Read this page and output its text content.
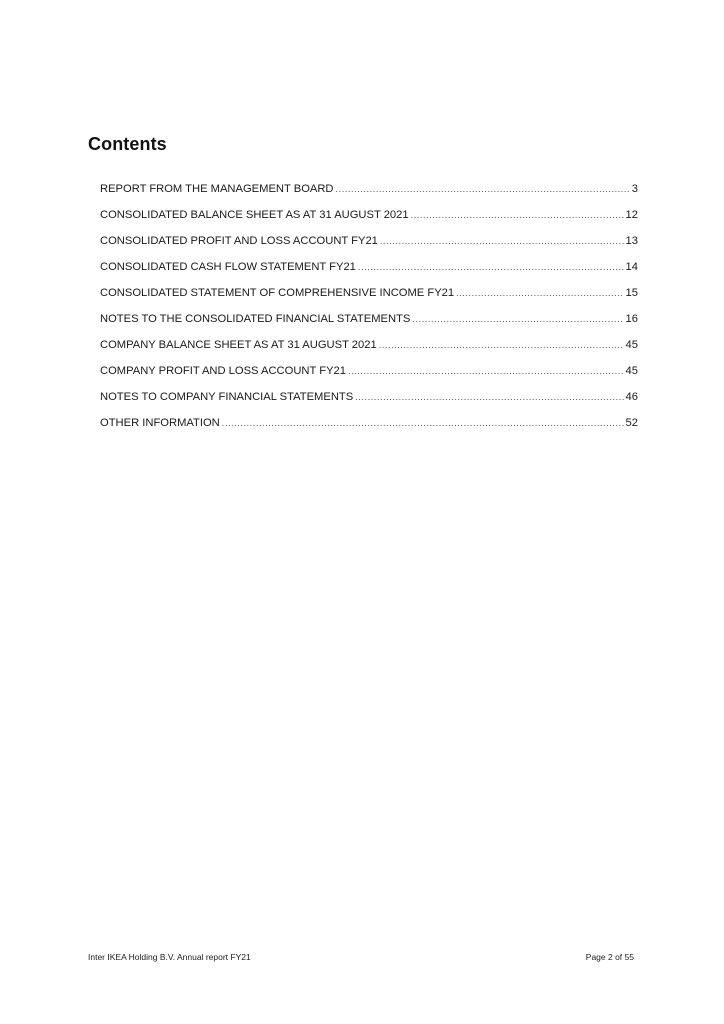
Contents
REPORT FROM THE MANAGEMENT BOARD .....	3
CONSOLIDATED BALANCE SHEET AS AT 31 AUGUST 2021 .....	12
CONSOLIDATED PROFIT AND LOSS ACCOUNT FY21 .....	13
CONSOLIDATED CASH FLOW STATEMENT FY21 .....	14
CONSOLIDATED STATEMENT OF COMPREHENSIVE INCOME FY21 .....	15
NOTES TO THE CONSOLIDATED FINANCIAL STATEMENTS .....	16
COMPANY BALANCE SHEET AS AT 31 AUGUST 2021 .....	45
COMPANY PROFIT AND LOSS ACCOUNT FY21 .....	45
NOTES TO COMPANY FINANCIAL STATEMENTS .....	46
OTHER INFORMATION .....	52
Inter IKEA Holding B.V. Annual report FY21	Page 2 of 55
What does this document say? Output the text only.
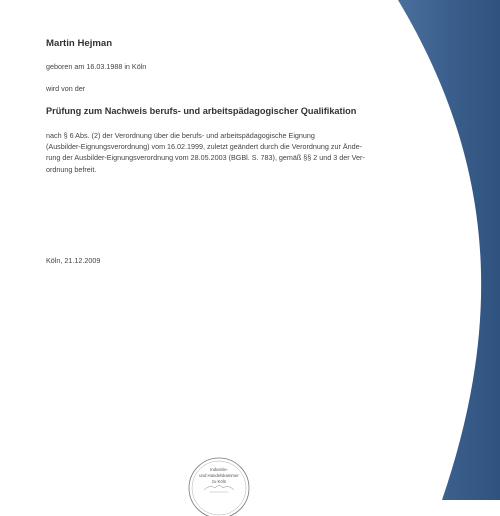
Martin Hejman
geboren am 16.03.1988 in Köln
wird von der
Prüfung zum Nachweis berufs- und arbeitspädagogischer Qualifikation
nach § 6 Abs. (2) der Verordnung über die berufs- und arbeitspädagogische Eignung
(Ausbilder-Eignungsverordnung) vom 16.02.1999, zuletzt geändert durch die Verordnung zur Ände-
rung der Ausbilder-Eignungsverordnung vom 28.05.2003 (BGBl. S. 783), gemäß §§ 2 und 3 der Ver-
ordnung befreit.
Köln, 21.12.2009
Industrie-
und Handelskammer
zu Köln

_ _ _ _ _ _ _

• _PROBLEM DETAILS_
From the entries above, list each line with "BALANCE" in it.

• _RESPONSE_
CONSOLIDATED BALANCE SHEET AS AT 31 AUGUST 2021 .....	12
COMPANY BALANCE SHEET AS AT 31 AUGUST 2021 .....	45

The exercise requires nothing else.